--- WHAT YOU WILL DO ---
Transcribe all the records with complete accuracy.

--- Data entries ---
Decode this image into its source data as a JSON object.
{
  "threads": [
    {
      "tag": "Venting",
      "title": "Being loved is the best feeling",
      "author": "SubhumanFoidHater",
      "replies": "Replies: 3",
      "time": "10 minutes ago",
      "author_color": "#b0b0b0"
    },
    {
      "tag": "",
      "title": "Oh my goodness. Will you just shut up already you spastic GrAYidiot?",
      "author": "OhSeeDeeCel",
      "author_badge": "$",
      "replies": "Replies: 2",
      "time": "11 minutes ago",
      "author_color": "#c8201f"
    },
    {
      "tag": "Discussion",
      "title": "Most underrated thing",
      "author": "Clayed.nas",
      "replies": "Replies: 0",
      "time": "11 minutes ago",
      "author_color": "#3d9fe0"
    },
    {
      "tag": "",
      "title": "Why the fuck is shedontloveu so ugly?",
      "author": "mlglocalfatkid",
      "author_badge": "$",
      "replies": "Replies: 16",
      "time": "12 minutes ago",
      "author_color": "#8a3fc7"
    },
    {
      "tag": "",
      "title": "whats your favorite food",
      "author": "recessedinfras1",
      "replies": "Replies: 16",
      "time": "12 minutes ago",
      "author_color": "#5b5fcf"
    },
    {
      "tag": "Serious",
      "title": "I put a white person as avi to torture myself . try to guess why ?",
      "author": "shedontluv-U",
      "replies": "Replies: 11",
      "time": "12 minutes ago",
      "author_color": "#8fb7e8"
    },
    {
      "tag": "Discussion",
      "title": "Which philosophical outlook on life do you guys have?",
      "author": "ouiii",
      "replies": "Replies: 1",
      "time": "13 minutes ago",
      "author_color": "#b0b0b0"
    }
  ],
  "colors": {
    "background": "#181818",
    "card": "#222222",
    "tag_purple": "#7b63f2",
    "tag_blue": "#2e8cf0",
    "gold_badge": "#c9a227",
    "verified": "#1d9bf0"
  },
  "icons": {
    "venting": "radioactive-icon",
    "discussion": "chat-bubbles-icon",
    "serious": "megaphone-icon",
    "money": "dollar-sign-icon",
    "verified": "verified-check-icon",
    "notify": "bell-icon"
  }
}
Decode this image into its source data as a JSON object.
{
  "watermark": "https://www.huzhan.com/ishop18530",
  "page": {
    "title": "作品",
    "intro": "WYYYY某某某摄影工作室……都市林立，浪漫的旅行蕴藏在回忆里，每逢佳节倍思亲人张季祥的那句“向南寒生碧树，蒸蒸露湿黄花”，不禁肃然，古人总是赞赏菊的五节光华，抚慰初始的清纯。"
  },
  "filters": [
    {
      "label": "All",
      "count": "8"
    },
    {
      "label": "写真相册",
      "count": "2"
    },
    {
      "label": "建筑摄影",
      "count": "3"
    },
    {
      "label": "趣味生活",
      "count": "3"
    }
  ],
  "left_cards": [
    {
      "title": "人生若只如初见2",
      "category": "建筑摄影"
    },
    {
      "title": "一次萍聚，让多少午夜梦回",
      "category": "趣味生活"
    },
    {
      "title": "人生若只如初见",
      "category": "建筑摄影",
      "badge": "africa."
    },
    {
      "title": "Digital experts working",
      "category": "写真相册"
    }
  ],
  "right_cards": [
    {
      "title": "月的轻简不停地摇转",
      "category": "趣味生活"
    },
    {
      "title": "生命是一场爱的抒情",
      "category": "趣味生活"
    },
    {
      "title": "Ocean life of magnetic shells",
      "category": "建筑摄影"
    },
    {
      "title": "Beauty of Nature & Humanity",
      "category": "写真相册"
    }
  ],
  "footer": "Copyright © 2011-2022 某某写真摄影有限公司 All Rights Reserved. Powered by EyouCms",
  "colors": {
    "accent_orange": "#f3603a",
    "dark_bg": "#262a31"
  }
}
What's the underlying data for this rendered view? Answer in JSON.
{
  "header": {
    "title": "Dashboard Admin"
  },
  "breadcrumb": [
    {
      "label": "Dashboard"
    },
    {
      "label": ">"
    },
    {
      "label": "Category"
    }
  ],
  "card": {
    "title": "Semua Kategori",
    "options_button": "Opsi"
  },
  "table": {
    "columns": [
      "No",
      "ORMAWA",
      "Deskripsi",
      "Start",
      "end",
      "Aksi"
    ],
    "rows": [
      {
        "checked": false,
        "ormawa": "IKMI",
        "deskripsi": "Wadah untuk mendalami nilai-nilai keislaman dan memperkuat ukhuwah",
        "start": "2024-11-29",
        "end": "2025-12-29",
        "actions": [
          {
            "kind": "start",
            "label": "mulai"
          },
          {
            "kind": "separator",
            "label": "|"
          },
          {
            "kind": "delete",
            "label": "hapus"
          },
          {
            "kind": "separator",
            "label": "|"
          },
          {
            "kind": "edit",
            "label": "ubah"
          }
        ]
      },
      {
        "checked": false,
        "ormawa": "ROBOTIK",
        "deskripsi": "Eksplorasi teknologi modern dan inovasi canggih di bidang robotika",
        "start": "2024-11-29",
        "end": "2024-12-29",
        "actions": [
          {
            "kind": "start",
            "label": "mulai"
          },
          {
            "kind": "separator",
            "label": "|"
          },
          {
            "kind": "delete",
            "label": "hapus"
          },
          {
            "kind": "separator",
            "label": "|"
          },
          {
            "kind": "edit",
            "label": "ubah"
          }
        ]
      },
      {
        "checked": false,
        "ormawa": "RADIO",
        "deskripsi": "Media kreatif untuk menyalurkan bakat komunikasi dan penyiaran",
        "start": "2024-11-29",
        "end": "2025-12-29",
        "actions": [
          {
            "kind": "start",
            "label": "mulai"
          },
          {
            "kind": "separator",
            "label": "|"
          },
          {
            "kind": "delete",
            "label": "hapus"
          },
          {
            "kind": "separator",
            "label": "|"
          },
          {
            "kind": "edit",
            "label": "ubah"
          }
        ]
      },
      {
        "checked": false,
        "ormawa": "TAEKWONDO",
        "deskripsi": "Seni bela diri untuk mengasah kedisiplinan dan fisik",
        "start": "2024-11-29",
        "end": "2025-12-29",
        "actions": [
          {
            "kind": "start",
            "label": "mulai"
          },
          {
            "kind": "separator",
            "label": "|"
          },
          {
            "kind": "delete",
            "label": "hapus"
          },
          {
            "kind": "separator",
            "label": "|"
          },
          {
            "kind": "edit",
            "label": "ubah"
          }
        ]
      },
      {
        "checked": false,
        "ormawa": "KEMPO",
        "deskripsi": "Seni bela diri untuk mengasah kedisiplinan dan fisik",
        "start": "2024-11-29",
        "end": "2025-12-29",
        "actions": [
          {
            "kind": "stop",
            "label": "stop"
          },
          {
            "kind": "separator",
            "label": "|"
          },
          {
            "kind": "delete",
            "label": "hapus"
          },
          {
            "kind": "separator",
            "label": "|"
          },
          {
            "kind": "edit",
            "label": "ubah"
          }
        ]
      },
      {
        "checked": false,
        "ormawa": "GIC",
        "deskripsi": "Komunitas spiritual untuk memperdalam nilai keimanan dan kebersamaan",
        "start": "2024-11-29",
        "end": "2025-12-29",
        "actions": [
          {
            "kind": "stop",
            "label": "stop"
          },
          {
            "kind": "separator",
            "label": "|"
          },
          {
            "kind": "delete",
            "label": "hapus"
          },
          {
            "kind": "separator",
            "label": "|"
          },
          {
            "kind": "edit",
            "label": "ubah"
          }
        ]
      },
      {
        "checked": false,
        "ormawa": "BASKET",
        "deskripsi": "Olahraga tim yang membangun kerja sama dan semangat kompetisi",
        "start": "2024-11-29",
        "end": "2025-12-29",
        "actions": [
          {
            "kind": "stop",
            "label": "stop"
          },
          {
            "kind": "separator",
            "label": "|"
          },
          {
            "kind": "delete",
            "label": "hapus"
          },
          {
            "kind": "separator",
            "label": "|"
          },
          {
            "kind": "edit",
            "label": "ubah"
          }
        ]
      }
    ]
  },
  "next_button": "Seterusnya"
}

--- SOLVED EXERCISE ---
Decode this image into its source data as a JSON object.
{
  "threads": [
    {
      "tag": "Venting",
      "title": "Being loved is the best feeling",
      "author": "SubhumanFoidHater",
      "replies": "Replies: 3",
      "time": "10 minutes ago",
      "author_color": "#b0b0b0"
    },
    {
      "tag": "",
      "title": "Oh my goodness. Will you just shut up already you spastic GrAYidiot?",
      "author": "OhSeeDeeCel",
      "author_badge": "$",
      "replies": "Replies: 2",
      "time": "11 minutes ago",
      "author_color": "#c8201f"
    },
    {
      "tag": "Discussion",
      "title": "Most underrated thing",
      "author": "Clayed.nas",
      "replies": "Replies: 0",
      "time": "11 minutes ago",
      "author_color": "#3d9fe0"
    },
    {
      "tag": "",
      "title": "Why the fuck is shedontloveu so ugly?",
      "author": "mlglocalfatkid",
      "author_badge": "$",
      "replies": "Replies: 16",
      "time": "12 minutes ago",
      "author_color": "#8a3fc7"
    },
    {
      "tag": "",
      "title": "whats your favorite food",
      "author": "recessedinfras1",
      "replies": "Replies: 16",
      "time": "12 minutes ago",
      "author_color": "#5b5fcf"
    },
    {
      "tag": "Serious",
      "title": "I put a white person as avi to torture myself . try to guess why ?",
      "author": "shedontluv-U",
      "replies": "Replies: 11",
      "time": "12 minutes ago",
      "author_color": "#8fb7e8"
    },
    {
      "tag": "Discussion",
      "title": "Which philosophical outlook on life do you guys have?",
      "author": "ouiii",
      "replies": "Replies: 1",
      "time": "13 minutes ago",
      "author_color": "#b0b0b0"
    }
  ],
  "colors": {
    "background": "#181818",
    "card": "#222222",
    "tag_purple": "#7b63f2",
    "tag_blue": "#2e8cf0",
    "gold_badge": "#c9a227",
    "verified": "#1d9bf0"
  },
  "icons": {
    "venting": "radioactive-icon",
    "discussion": "chat-bubbles-icon",
    "serious": "megaphone-icon",
    "money": "dollar-sign-icon",
    "verified": "verified-check-icon",
    "notify": "bell-icon"
  }
}
Decode this image into its source data as a JSON object.
{
  "watermark": "https://www.huzhan.com/ishop18530",
  "page": {
    "title": "作品",
    "intro": "WYYYY某某某摄影工作室……都市林立，浪漫的旅行蕴藏在回忆里，每逢佳节倍思亲人张季祥的那句“向南寒生碧树，蒸蒸露湿黄花”，不禁肃然，古人总是赞赏菊的五节光华，抚慰初始的清纯。"
  },
  "filters": [
    {
      "label": "All",
      "count": "8"
    },
    {
      "label": "写真相册",
      "count": "2"
    },
    {
      "label": "建筑摄影",
      "count": "3"
    },
    {
      "label": "趣味生活",
      "count": "3"
    }
  ],
  "left_cards": [
    {
      "title": "人生若只如初见2",
      "category": "建筑摄影"
    },
    {
      "title": "一次萍聚，让多少午夜梦回",
      "category": "趣味生活"
    },
    {
      "title": "人生若只如初见",
      "category": "建筑摄影",
      "badge": "africa."
    },
    {
      "title": "Digital experts working",
      "category": "写真相册"
    }
  ],
  "right_cards": [
    {
      "title": "月的轻简不停地摇转",
      "category": "趣味生活"
    },
    {
      "title": "生命是一场爱的抒情",
      "category": "趣味生活"
    },
    {
      "title": "Ocean life of magnetic shells",
      "category": "建筑摄影"
    },
    {
      "title": "Beauty of Nature & Humanity",
      "category": "写真相册"
    }
  ],
  "footer": "Copyright © 2011-2022 某某写真摄影有限公司 All Rights Reserved. Powered by EyouCms",
  "colors": {
    "accent_orange": "#f3603a",
    "dark_bg": "#262a31"
  }
}
What's the underlying data for this rendered view? Answer in JSON.
{
  "header": {
    "title": "Dashboard Admin"
  },
  "breadcrumb": [
    {
      "label": "Dashboard"
    },
    {
      "label": ">"
    },
    {
      "label": "Category"
    }
  ],
  "card": {
    "title": "Semua Kategori",
    "options_button": "Opsi"
  },
  "table": {
    "columns": [
      "No",
      "ORMAWA",
      "Deskripsi",
      "Start",
      "end",
      "Aksi"
    ],
    "rows": [
      {
        "checked": false,
        "ormawa": "IKMI",
        "deskripsi": "Wadah untuk mendalami nilai-nilai keislaman dan memperkuat ukhuwah",
        "start": "2024-11-29",
        "end": "2025-12-29",
        "actions": [
          {
            "kind": "start",
            "label": "mulai"
          },
          {
            "kind": "separator",
            "label": "|"
          },
          {
            "kind": "delete",
            "label": "hapus"
          },
          {
            "kind": "separator",
            "label": "|"
          },
          {
            "kind": "edit",
            "label": "ubah"
          }
        ]
      },
      {
        "checked": false,
        "ormawa": "ROBOTIK",
        "deskripsi": "Eksplorasi teknologi modern dan inovasi canggih di bidang robotika",
        "start": "2024-11-29",
        "end": "2024-12-29",
        "actions": [
          {
            "kind": "start",
            "label": "mulai"
          },
          {
            "kind": "separator",
            "label": "|"
          },
          {
            "kind": "delete",
            "label": "hapus"
          },
          {
            "kind": "separator",
            "label": "|"
          },
          {
            "kind": "edit",
            "label": "ubah"
          }
        ]
      },
      {
        "checked": false,
        "ormawa": "RADIO",
        "deskripsi": "Media kreatif untuk menyalurkan bakat komunikasi dan penyiaran",
        "start": "2024-11-29",
        "end": "2025-12-29",
        "actions": [
          {
            "kind": "start",
            "label": "mulai"
          },
          {
            "kind": "separator",
            "label": "|"
          },
          {
            "kind": "delete",
            "label": "hapus"
          },
          {
            "kind": "separator",
            "label": "|"
          },
          {
            "kind": "edit",
            "label": "ubah"
          }
        ]
      },
      {
        "checked": false,
        "ormawa": "TAEKWONDO",
        "deskripsi": "Seni bela diri untuk mengasah kedisiplinan dan fisik",
        "start": "2024-11-29",
        "end": "2025-12-29",
        "actions": [
          {
            "kind": "start",
            "label": "mulai"
          },
          {
            "kind": "separator",
            "label": "|"
          },
          {
            "kind": "delete",
            "label": "hapus"
          },
          {
            "kind": "separator",
            "label": "|"
          },
          {
            "kind": "edit",
            "label": "ubah"
          }
        ]
      },
      {
        "checked": false,
        "ormawa": "KEMPO",
        "deskripsi": "Seni bela diri untuk mengasah kedisiplinan dan fisik",
        "start": "2024-11-29",
        "end": "2025-12-29",
        "actions": [
          {
            "kind": "stop",
            "label": "stop"
          },
          {
            "kind": "separator",
            "label": "|"
          },
          {
            "kind": "delete",
            "label": "hapus"
          },
          {
            "kind": "separator",
            "label": "|"
          },
          {
            "kind": "edit",
            "label": "ubah"
          }
        ]
      },
      {
        "checked": false,
        "ormawa": "GIC",
        "deskripsi": "Komunitas spiritual untuk memperdalam nilai keimanan dan kebersamaan",
        "start": "2024-11-29",
        "end": "2025-12-29",
        "actions": [
          {
            "kind": "stop",
            "label": "stop"
          },
          {
            "kind": "separator",
            "label": "|"
          },
          {
            "kind": "delete",
            "label": "hapus"
          },
          {
            "kind": "separator",
            "label": "|"
          },
          {
            "kind": "edit",
            "label": "ubah"
          }
        ]
      },
      {
        "checked": false,
        "ormawa": "BASKET",
        "deskripsi": "Olahraga tim yang membangun kerja sama dan semangat kompetisi",
        "start": "2024-11-29",
        "end": "2025-12-29",
        "actions": [
          {
            "kind": "stop",
            "label": "stop"
          },
          {
            "kind": "separator",
            "label": "|"
          },
          {
            "kind": "delete",
            "label": "hapus"
          },
          {
            "kind": "separator",
            "label": "|"
          },
          {
            "kind": "edit",
            "label": "ubah"
          }
        ]
      }
    ]
  },
  "next_button": "Seterusnya"
}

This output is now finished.